* OBJECTIVE:
Would you print every line of the records below word for word, leaving out the pictures?

* DATA SUPPLIED:
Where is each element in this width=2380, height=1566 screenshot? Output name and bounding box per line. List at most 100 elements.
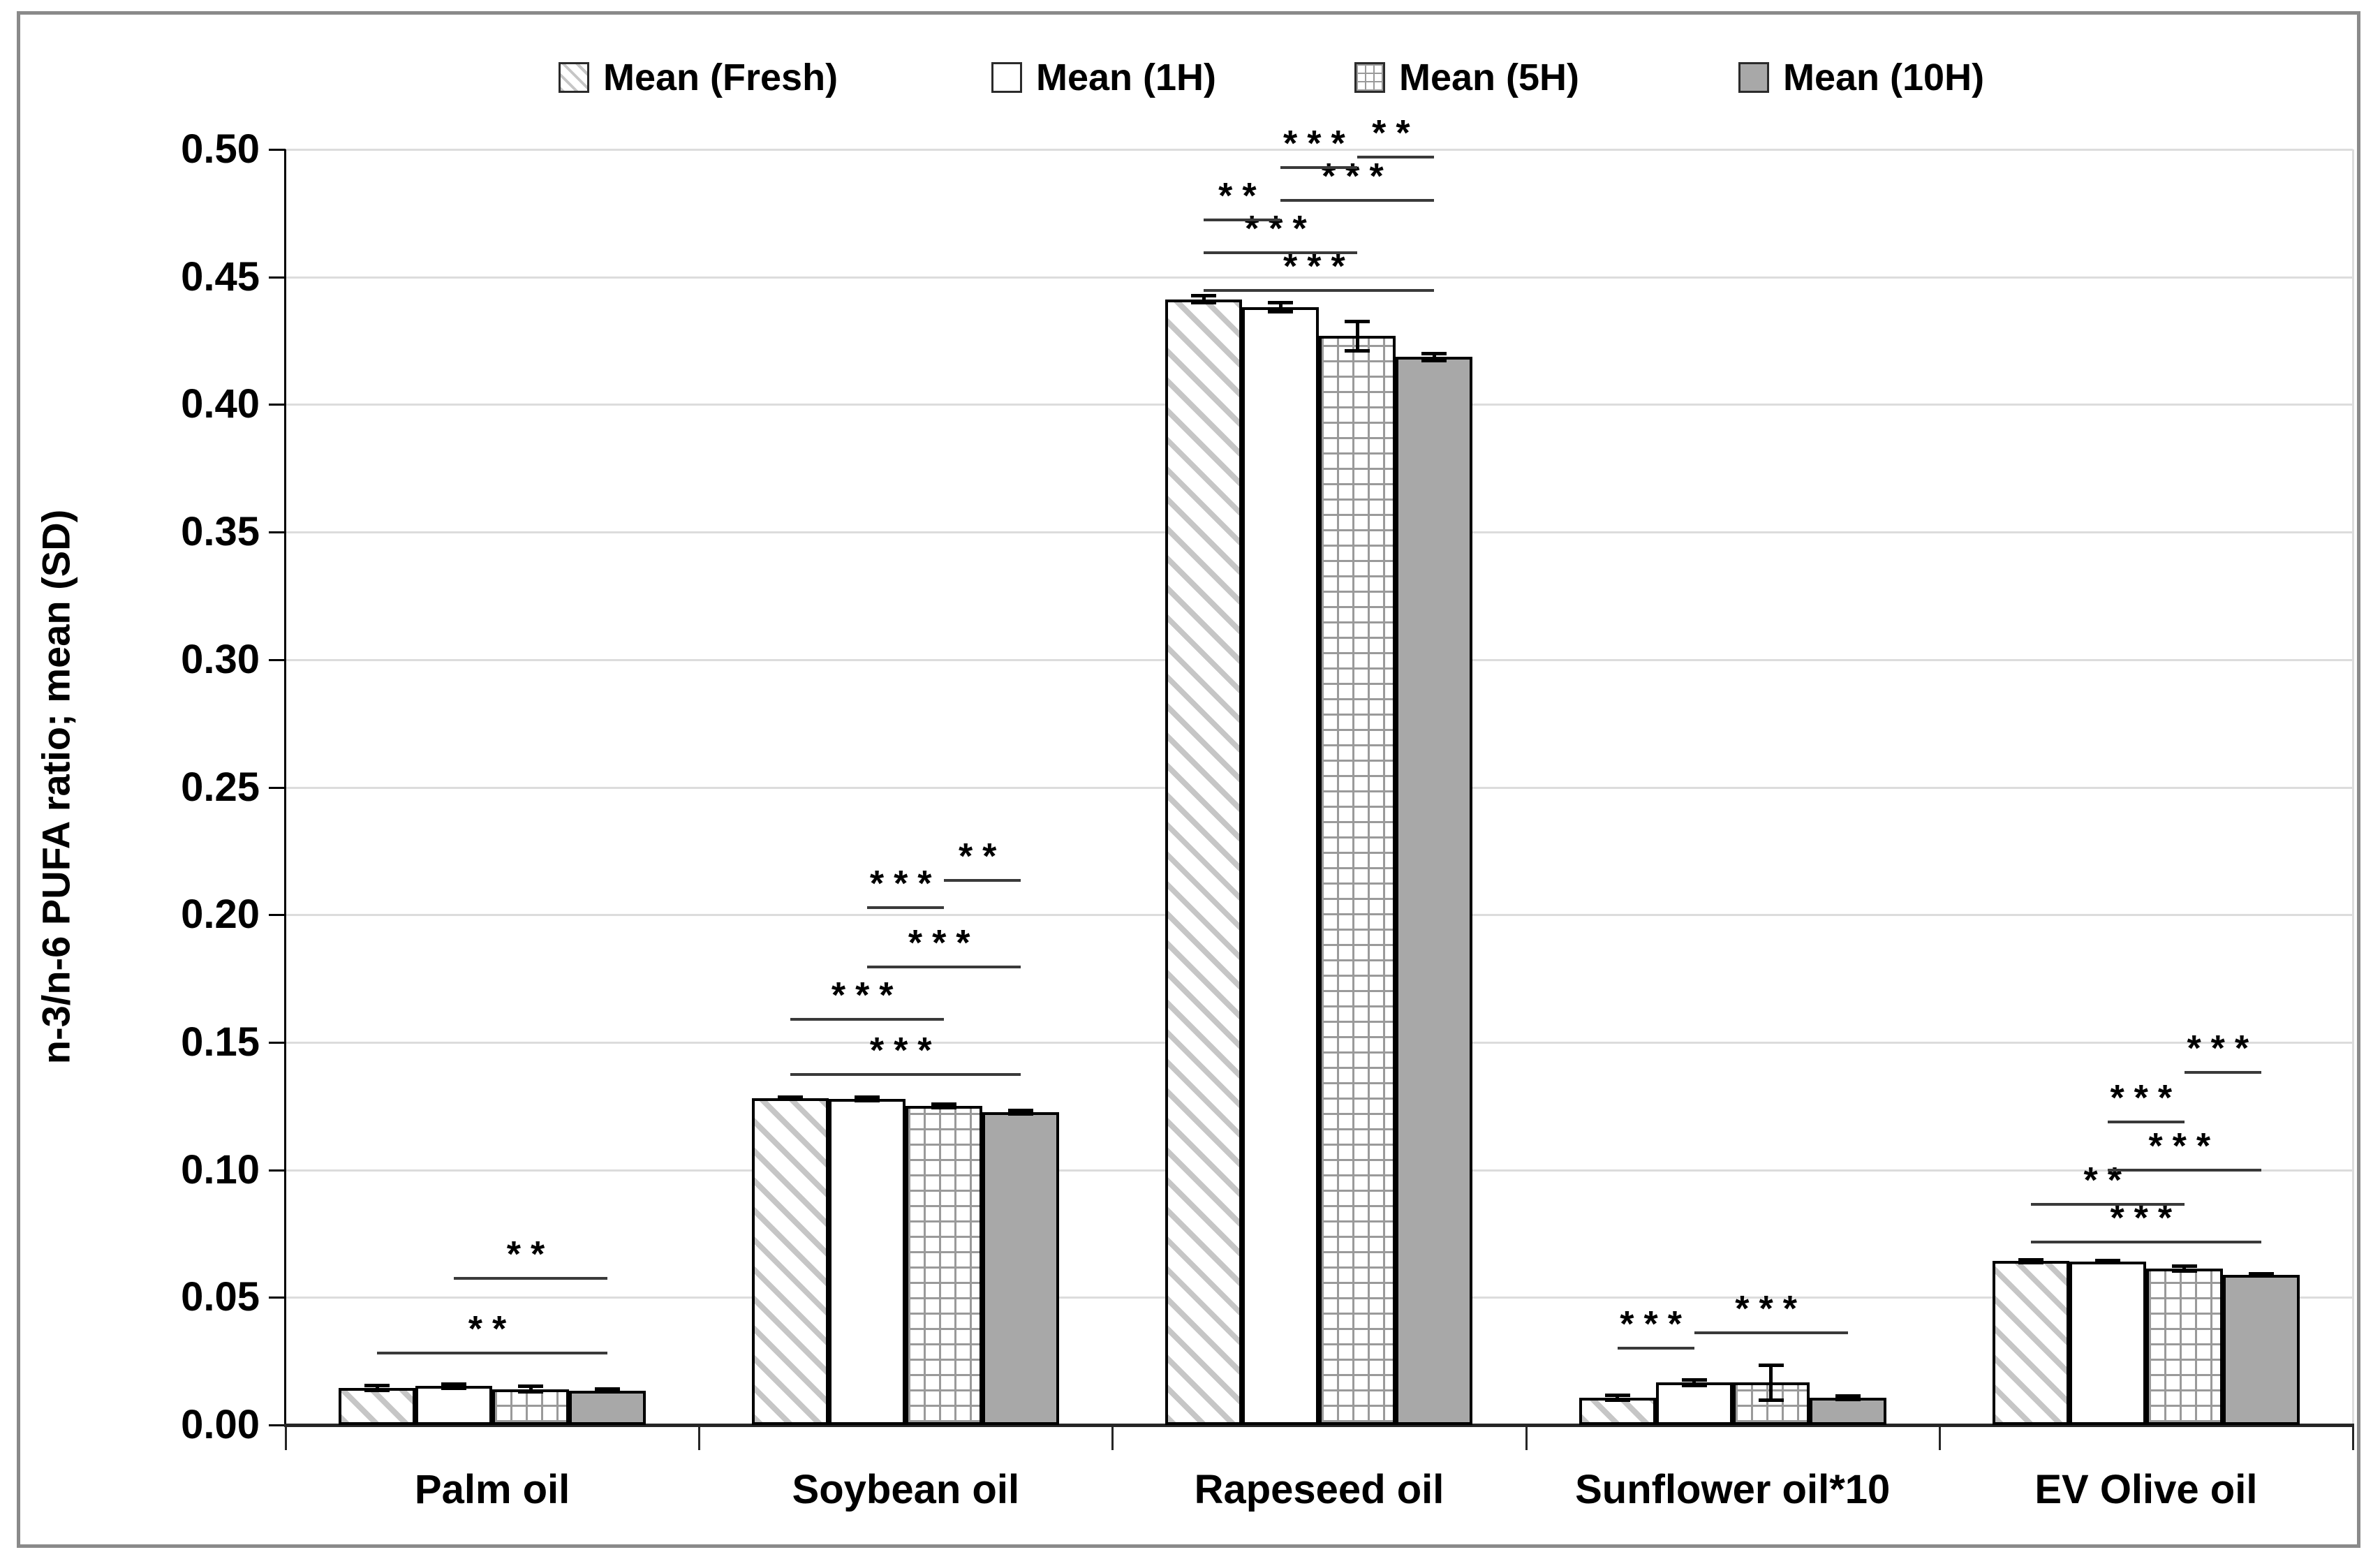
bar-h5-rapeseed-oil <box>1319 336 1396 1425</box>
significance-label-ev-olive-oil: *** <box>2187 1028 2259 1069</box>
y-tick-label: 0.45 <box>181 253 260 300</box>
y-tick-label: 0.05 <box>181 1274 260 1320</box>
bar-h10-ev-olive-oil <box>2222 1275 2300 1425</box>
y-tick-label: 0.25 <box>181 764 260 810</box>
legend-swatch-diagonal-hatch-icon <box>559 62 589 93</box>
y-axis-title: n-3/n-6 PUFA ratio; mean (SD) <box>34 509 78 1065</box>
significance-line-ev-olive-oil <box>2107 1120 2185 1123</box>
y-tick <box>269 531 286 534</box>
error-bar-cap-top <box>1758 1363 1784 1367</box>
y-tick <box>269 786 286 789</box>
significance-label-rapeseed-oil: *** <box>1322 156 1394 198</box>
y-axis-line <box>284 149 286 1427</box>
bar-h10-palm-oil <box>569 1390 646 1425</box>
error-bar-cap-top <box>2018 1258 2043 1262</box>
error-bar-cap-top <box>2248 1272 2274 1276</box>
error-bar-cap-top <box>364 1383 390 1387</box>
x-category-label-sunflower-oil-10: Sunflower oil*10 <box>1575 1467 1891 1512</box>
significance-line-ev-olive-oil <box>2184 1070 2261 1074</box>
significance-line-ev-olive-oil <box>2107 1168 2261 1172</box>
y-tick-label: 0.10 <box>181 1146 260 1192</box>
significance-label-ev-olive-oil: *** <box>2110 1077 2182 1118</box>
bar-h5-palm-oil <box>492 1389 569 1425</box>
error-bar-cap-top <box>2171 1264 2197 1268</box>
error-bar-cap-top <box>2094 1258 2120 1262</box>
error-bar <box>1432 353 1436 361</box>
y-tick <box>269 1297 286 1299</box>
error-bar <box>2182 1265 2187 1272</box>
significance-label-soybean-oil: *** <box>831 975 903 1016</box>
bar-h5-soybean-oil <box>906 1106 983 1425</box>
error-bar <box>452 1383 456 1389</box>
error-bar-cap-bottom <box>1008 1111 1034 1116</box>
significance-label-sunflower-oil-10: *** <box>1620 1303 1692 1345</box>
error-bar-cap-bottom <box>1758 1398 1784 1402</box>
x-tick <box>1525 1425 1528 1450</box>
significance-line-soybean-oil <box>790 1072 1021 1076</box>
bar-fresh-palm-oil <box>339 1388 415 1425</box>
y-tick <box>269 149 286 151</box>
error-bar <box>1616 1395 1620 1401</box>
bar-fresh-soybean-oil <box>752 1098 829 1425</box>
error-bar-cap-bottom <box>1345 349 1370 353</box>
error-bar <box>1278 302 1283 313</box>
y-tick-label: 0.00 <box>181 1402 260 1447</box>
bar-h1-sunflower-oil-10 <box>1655 1382 1733 1425</box>
x-category-label-ev-olive-oil: EV Olive oil <box>2034 1467 2258 1512</box>
y-tick-label: 0.35 <box>181 509 260 555</box>
error-bar-cap-top <box>518 1384 543 1389</box>
gridline <box>286 149 2353 151</box>
significance-label-rapeseed-oil: ** <box>1372 112 1420 154</box>
error-bar-cap-top <box>1604 1394 1630 1398</box>
significance-line-palm-oil <box>454 1276 607 1280</box>
error-bar-cap-bottom <box>1835 1397 1861 1401</box>
legend-label: Mean (10H) <box>1783 57 1985 98</box>
bar-h10-rapeseed-oil <box>1396 357 1473 1425</box>
significance-label-sunflower-oil-10: *** <box>1735 1289 1807 1330</box>
y-tick-label: 0.40 <box>181 381 260 427</box>
error-bar <box>1769 1364 1773 1401</box>
error-bar-cap-bottom <box>1268 310 1294 314</box>
error-bar-cap-top <box>1681 1377 1707 1382</box>
significance-line-sunflower-oil-10 <box>1694 1331 1848 1335</box>
plot-right-border <box>2352 149 2354 1425</box>
legend-item-h10: Mean (10H) <box>1738 56 1984 99</box>
error-bar <box>1202 295 1206 304</box>
y-tick <box>269 1041 286 1044</box>
error-bar-cap-top <box>1008 1109 1034 1113</box>
error-bar-cap-top <box>595 1387 620 1391</box>
bar-fresh-rapeseed-oil <box>1165 299 1243 1425</box>
error-bar-cap-bottom <box>2248 1273 2274 1278</box>
error-bar-cap-bottom <box>778 1098 804 1102</box>
x-axis-line <box>284 1424 2354 1427</box>
significance-line-soybean-oil <box>867 966 1021 969</box>
significance-line-rapeseed-oil <box>1204 251 1358 254</box>
error-bar-cap-top <box>855 1095 880 1100</box>
significance-label-rapeseed-oil: *** <box>1245 208 1317 249</box>
significance-label-ev-olive-oil: *** <box>2148 1125 2221 1167</box>
x-tick <box>698 1425 701 1450</box>
legend-swatch-solid-gray-icon <box>1738 62 1769 93</box>
error-bar-cap-top <box>441 1382 466 1386</box>
significance-label-soybean-oil: *** <box>869 864 942 905</box>
error-bar-cap-bottom <box>441 1387 466 1391</box>
y-tick <box>269 1169 286 1172</box>
significance-line-soybean-oil <box>790 1018 945 1021</box>
x-category-label-soybean-oil: Soybean oil <box>792 1467 1020 1512</box>
x-tick <box>285 1425 287 1450</box>
legend-swatch-grid-icon <box>1354 62 1385 93</box>
legend-item-h1: Mean (1H) <box>991 56 1216 99</box>
error-bar-cap-top <box>1191 294 1217 298</box>
y-tick <box>269 276 286 279</box>
legend-label: Mean (5H) <box>1399 57 1580 98</box>
error-bar-cap-bottom <box>855 1098 880 1102</box>
bar-h10-sunflower-oil-10 <box>1809 1397 1886 1425</box>
error-bar-cap-top <box>778 1095 804 1100</box>
error-bar-cap-top <box>1345 319 1370 323</box>
error-bar-cap-bottom <box>1604 1398 1630 1402</box>
bar-fresh-ev-olive-oil <box>1992 1261 2069 1425</box>
error-bar <box>529 1386 533 1393</box>
y-tick <box>269 658 286 661</box>
bar-fresh-sunflower-oil-10 <box>1579 1397 1656 1425</box>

* THE RESPONSE:
Where is each element in this width=2380, height=1566 screenshot? Output name and bounding box per line. List at most 100 elements.
bar-h5-rapeseed-oil <box>1319 336 1396 1425</box>
significance-label-ev-olive-oil: *** <box>2187 1028 2259 1069</box>
y-tick-label: 0.45 <box>181 253 260 300</box>
y-tick-label: 0.05 <box>181 1274 260 1320</box>
bar-h10-ev-olive-oil <box>2222 1275 2300 1425</box>
y-tick-label: 0.25 <box>181 764 260 810</box>
legend-swatch-diagonal-hatch-icon <box>559 62 589 93</box>
y-axis-title: n-3/n-6 PUFA ratio; mean (SD) <box>34 509 78 1065</box>
significance-line-ev-olive-oil <box>2107 1120 2185 1123</box>
y-tick <box>269 531 286 534</box>
error-bar-cap-top <box>1758 1363 1784 1367</box>
y-tick <box>269 786 286 789</box>
significance-label-rapeseed-oil: *** <box>1322 156 1394 198</box>
y-axis-line <box>284 149 286 1427</box>
bar-h10-palm-oil <box>569 1390 646 1425</box>
error-bar-cap-top <box>2018 1258 2043 1262</box>
error-bar-cap-top <box>2248 1272 2274 1276</box>
error-bar-cap-top <box>364 1383 390 1387</box>
x-category-label-sunflower-oil-10: Sunflower oil*10 <box>1575 1467 1891 1512</box>
significance-line-ev-olive-oil <box>2184 1070 2261 1074</box>
significance-line-ev-olive-oil <box>2107 1168 2261 1172</box>
y-tick-label: 0.10 <box>181 1146 260 1192</box>
significance-label-ev-olive-oil: *** <box>2110 1077 2182 1118</box>
bar-h5-palm-oil <box>492 1389 569 1425</box>
error-bar-cap-top <box>2171 1264 2197 1268</box>
error-bar-cap-top <box>2094 1258 2120 1262</box>
error-bar <box>1432 353 1436 361</box>
y-tick <box>269 1297 286 1299</box>
error-bar <box>2182 1265 2187 1272</box>
significance-label-soybean-oil: *** <box>831 975 903 1016</box>
bar-h5-soybean-oil <box>906 1106 983 1425</box>
error-bar <box>452 1383 456 1389</box>
error-bar-cap-bottom <box>1008 1111 1034 1116</box>
significance-label-sunflower-oil-10: *** <box>1620 1303 1692 1345</box>
error-bar-cap-bottom <box>1758 1398 1784 1402</box>
x-tick <box>1525 1425 1528 1450</box>
significance-line-soybean-oil <box>790 1072 1021 1076</box>
bar-fresh-palm-oil <box>339 1388 415 1425</box>
y-tick <box>269 149 286 151</box>
error-bar <box>1616 1395 1620 1401</box>
bar-fresh-soybean-oil <box>752 1098 829 1425</box>
error-bar-cap-bottom <box>1345 349 1370 353</box>
error-bar <box>1278 302 1283 313</box>
y-tick-label: 0.00 <box>181 1402 260 1447</box>
bar-h1-sunflower-oil-10 <box>1655 1382 1733 1425</box>
x-category-label-ev-olive-oil: EV Olive oil <box>2034 1467 2258 1512</box>
y-tick-label: 0.35 <box>181 509 260 555</box>
error-bar-cap-top <box>518 1384 543 1389</box>
gridline <box>286 149 2353 151</box>
significance-label-rapeseed-oil: ** <box>1372 112 1420 154</box>
error-bar-cap-top <box>1604 1394 1630 1398</box>
significance-line-palm-oil <box>454 1276 607 1280</box>
error-bar-cap-bottom <box>1835 1397 1861 1401</box>
legend-label: Mean (10H) <box>1783 57 1985 98</box>
bar-h10-rapeseed-oil <box>1396 357 1473 1425</box>
significance-label-sunflower-oil-10: *** <box>1735 1289 1807 1330</box>
y-tick-label: 0.40 <box>181 381 260 427</box>
error-bar <box>1769 1364 1773 1401</box>
error-bar-cap-bottom <box>1268 310 1294 314</box>
error-bar-cap-top <box>1681 1377 1707 1382</box>
significance-line-sunflower-oil-10 <box>1694 1331 1848 1335</box>
plot-right-border <box>2352 149 2354 1425</box>
legend-item-h10: Mean (10H) <box>1738 56 1984 99</box>
error-bar <box>1202 295 1206 304</box>
y-tick <box>269 1041 286 1044</box>
error-bar-cap-top <box>1008 1109 1034 1113</box>
error-bar-cap-top <box>595 1387 620 1391</box>
bar-fresh-rapeseed-oil <box>1165 299 1243 1425</box>
error-bar-cap-bottom <box>2248 1273 2274 1278</box>
error-bar-cap-bottom <box>778 1098 804 1102</box>
x-axis-line <box>284 1424 2354 1427</box>
significance-line-soybean-oil <box>867 966 1021 969</box>
significance-line-rapeseed-oil <box>1204 251 1358 254</box>
error-bar-cap-top <box>855 1095 880 1100</box>
significance-label-rapeseed-oil: *** <box>1245 208 1317 249</box>
significance-label-ev-olive-oil: *** <box>2148 1125 2221 1167</box>
x-tick <box>698 1425 701 1450</box>
legend-swatch-solid-gray-icon <box>1738 62 1769 93</box>
error-bar-cap-top <box>441 1382 466 1386</box>
significance-label-soybean-oil: *** <box>869 864 942 905</box>
error-bar-cap-bottom <box>441 1387 466 1391</box>
y-tick <box>269 1169 286 1172</box>
significance-line-soybean-oil <box>790 1018 945 1021</box>
x-category-label-soybean-oil: Soybean oil <box>792 1467 1020 1512</box>
x-tick <box>285 1425 287 1450</box>
legend-swatch-grid-icon <box>1354 62 1385 93</box>
legend-item-h1: Mean (1H) <box>991 56 1216 99</box>
error-bar-cap-top <box>1191 294 1217 298</box>
y-tick <box>269 276 286 279</box>
legend-label: Mean (5H) <box>1399 57 1580 98</box>
error-bar-cap-bottom <box>855 1098 880 1102</box>
bar-h10-sunflower-oil-10 <box>1809 1397 1886 1425</box>
error-bar-cap-top <box>778 1095 804 1100</box>
error-bar-cap-top <box>1345 319 1370 323</box>
error-bar-cap-bottom <box>1604 1398 1630 1402</box>
bar-fresh-ev-olive-oil <box>1992 1261 2069 1425</box>
error-bar <box>529 1386 533 1393</box>
y-tick <box>269 658 286 661</box>
bar-fresh-sunflower-oil-10 <box>1579 1397 1656 1425</box>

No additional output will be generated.